◆ **DIRECTIONS FOR THIS TASK**
Any pictures in the records below should be skipped; write out everything else exactly.

(Data items)
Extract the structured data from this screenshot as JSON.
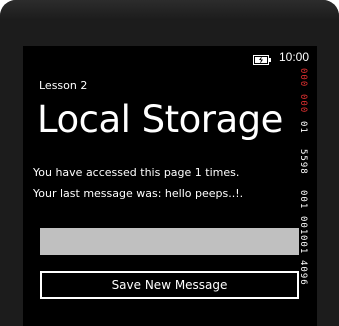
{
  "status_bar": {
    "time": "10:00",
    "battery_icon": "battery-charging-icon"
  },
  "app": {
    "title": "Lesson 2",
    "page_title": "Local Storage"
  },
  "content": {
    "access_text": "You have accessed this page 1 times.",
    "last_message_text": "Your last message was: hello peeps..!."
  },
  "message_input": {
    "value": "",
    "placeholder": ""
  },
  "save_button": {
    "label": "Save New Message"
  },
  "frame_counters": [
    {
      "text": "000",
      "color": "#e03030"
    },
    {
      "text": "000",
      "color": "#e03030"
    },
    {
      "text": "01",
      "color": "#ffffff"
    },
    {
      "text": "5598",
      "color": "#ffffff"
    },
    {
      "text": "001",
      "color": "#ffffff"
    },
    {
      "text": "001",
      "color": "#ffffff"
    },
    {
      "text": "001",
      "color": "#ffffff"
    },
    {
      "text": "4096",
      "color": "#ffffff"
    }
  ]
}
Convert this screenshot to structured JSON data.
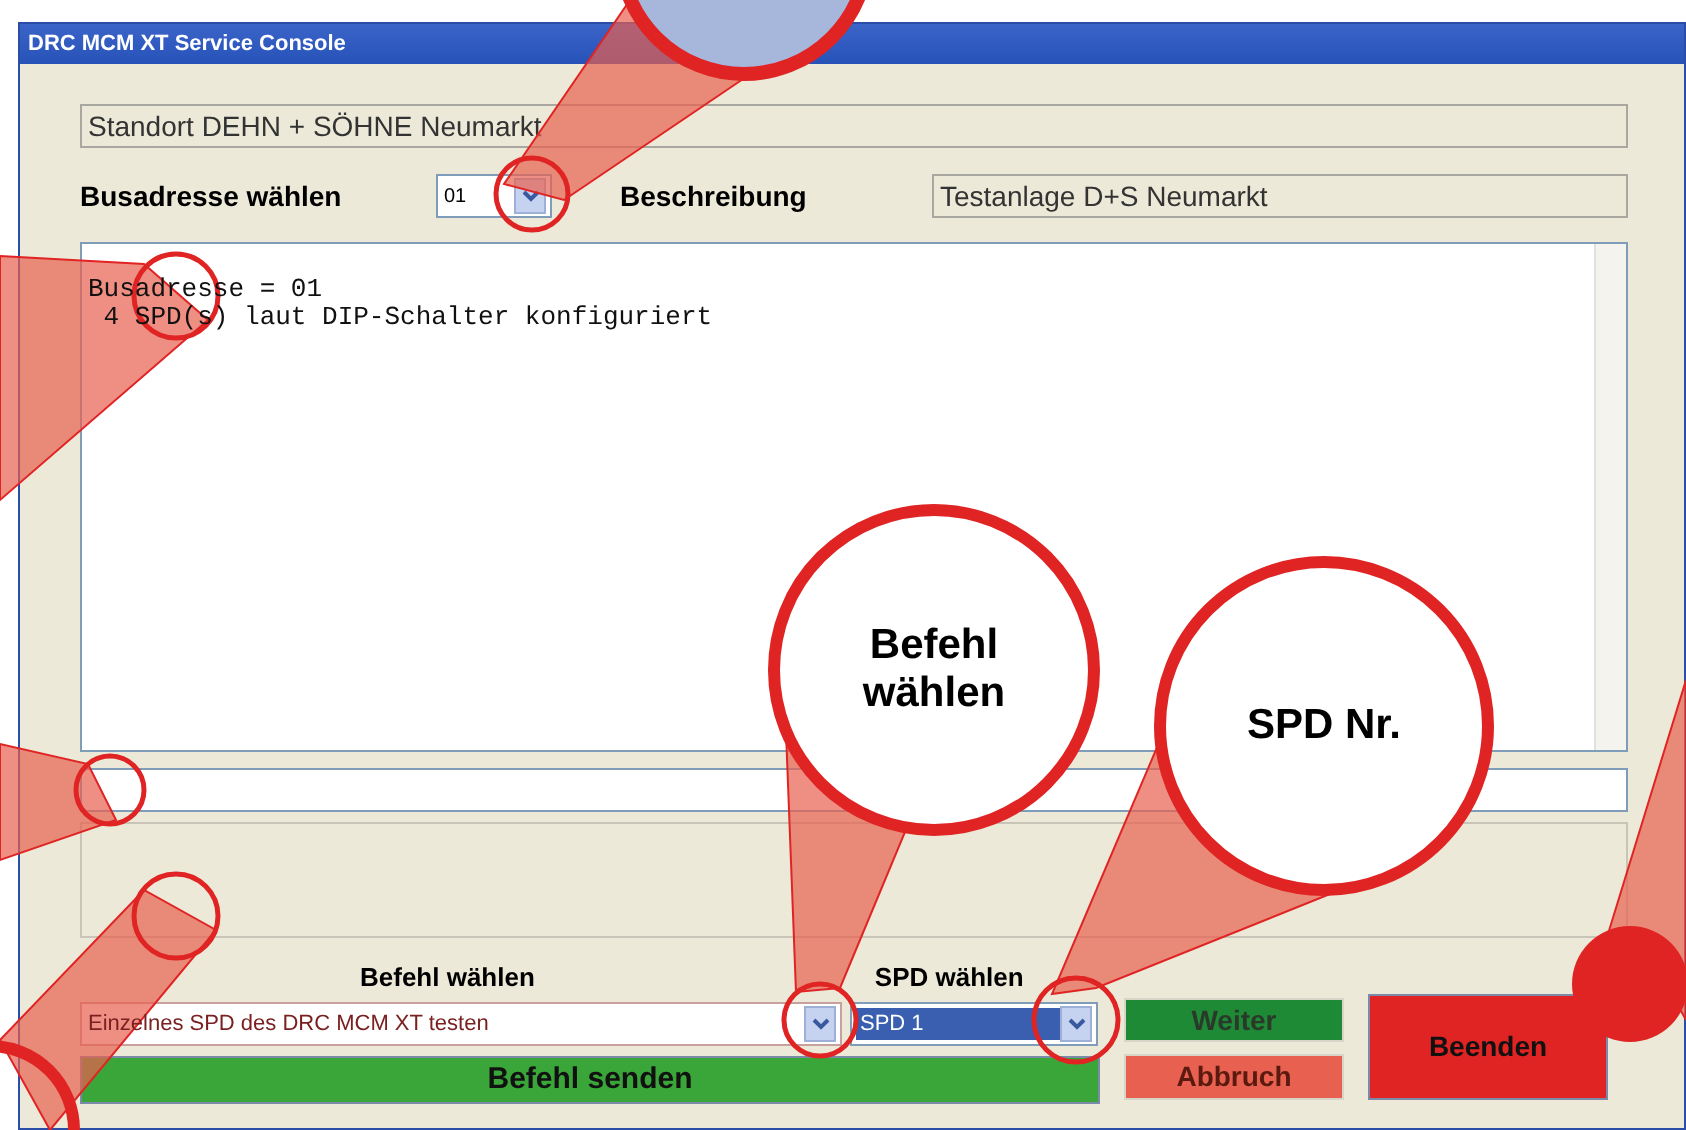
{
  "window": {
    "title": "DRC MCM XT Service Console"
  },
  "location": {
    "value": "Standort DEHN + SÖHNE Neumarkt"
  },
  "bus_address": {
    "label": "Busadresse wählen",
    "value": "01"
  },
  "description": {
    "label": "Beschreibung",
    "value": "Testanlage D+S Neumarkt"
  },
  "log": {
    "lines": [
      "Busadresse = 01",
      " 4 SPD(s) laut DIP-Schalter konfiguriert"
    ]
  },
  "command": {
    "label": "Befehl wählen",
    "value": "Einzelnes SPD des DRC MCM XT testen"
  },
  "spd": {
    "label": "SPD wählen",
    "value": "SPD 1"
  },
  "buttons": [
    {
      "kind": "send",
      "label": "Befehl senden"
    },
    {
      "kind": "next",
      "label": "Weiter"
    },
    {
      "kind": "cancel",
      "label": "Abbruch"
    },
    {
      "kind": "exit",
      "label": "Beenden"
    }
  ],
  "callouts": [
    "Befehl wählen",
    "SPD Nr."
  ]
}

◆ **OUTPUT OF THE EXERCISE**
Extract the structured data from this screenshot as JSON.
{
  "status_bar": {
    "time": "10:00",
    "battery_icon": "battery-charging-icon"
  },
  "app": {
    "title": "Lesson 2",
    "page_title": "Local Storage"
  },
  "content": {
    "access_text": "You have accessed this page 1 times.",
    "last_message_text": "Your last message was: hello peeps..!."
  },
  "message_input": {
    "value": "",
    "placeholder": ""
  },
  "save_button": {
    "label": "Save New Message"
  },
  "frame_counters": [
    {
      "text": "000",
      "color": "#e03030"
    },
    {
      "text": "000",
      "color": "#e03030"
    },
    {
      "text": "01",
      "color": "#ffffff"
    },
    {
      "text": "5598",
      "color": "#ffffff"
    },
    {
      "text": "001",
      "color": "#ffffff"
    },
    {
      "text": "001",
      "color": "#ffffff"
    },
    {
      "text": "001",
      "color": "#ffffff"
    },
    {
      "text": "4096",
      "color": "#ffffff"
    }
  ]
}
Convert this screenshot to structured JSON data.
{
  "window": {
    "title": "DRC MCM XT Service Console"
  },
  "location": {
    "value": "Standort DEHN + SÖHNE Neumarkt"
  },
  "bus_address": {
    "label": "Busadresse wählen",
    "value": "01"
  },
  "description": {
    "label": "Beschreibung",
    "value": "Testanlage D+S Neumarkt"
  },
  "log": {
    "lines": [
      "Busadresse = 01",
      " 4 SPD(s) laut DIP-Schalter konfiguriert"
    ]
  },
  "command": {
    "label": "Befehl wählen",
    "value": "Einzelnes SPD des DRC MCM XT testen"
  },
  "spd": {
    "label": "SPD wählen",
    "value": "SPD 1"
  },
  "buttons": [
    {
      "kind": "send",
      "label": "Befehl senden"
    },
    {
      "kind": "next",
      "label": "Weiter"
    },
    {
      "kind": "cancel",
      "label": "Abbruch"
    },
    {
      "kind": "exit",
      "label": "Beenden"
    }
  ],
  "callouts": [
    "Befehl wählen",
    "SPD Nr."
  ]
}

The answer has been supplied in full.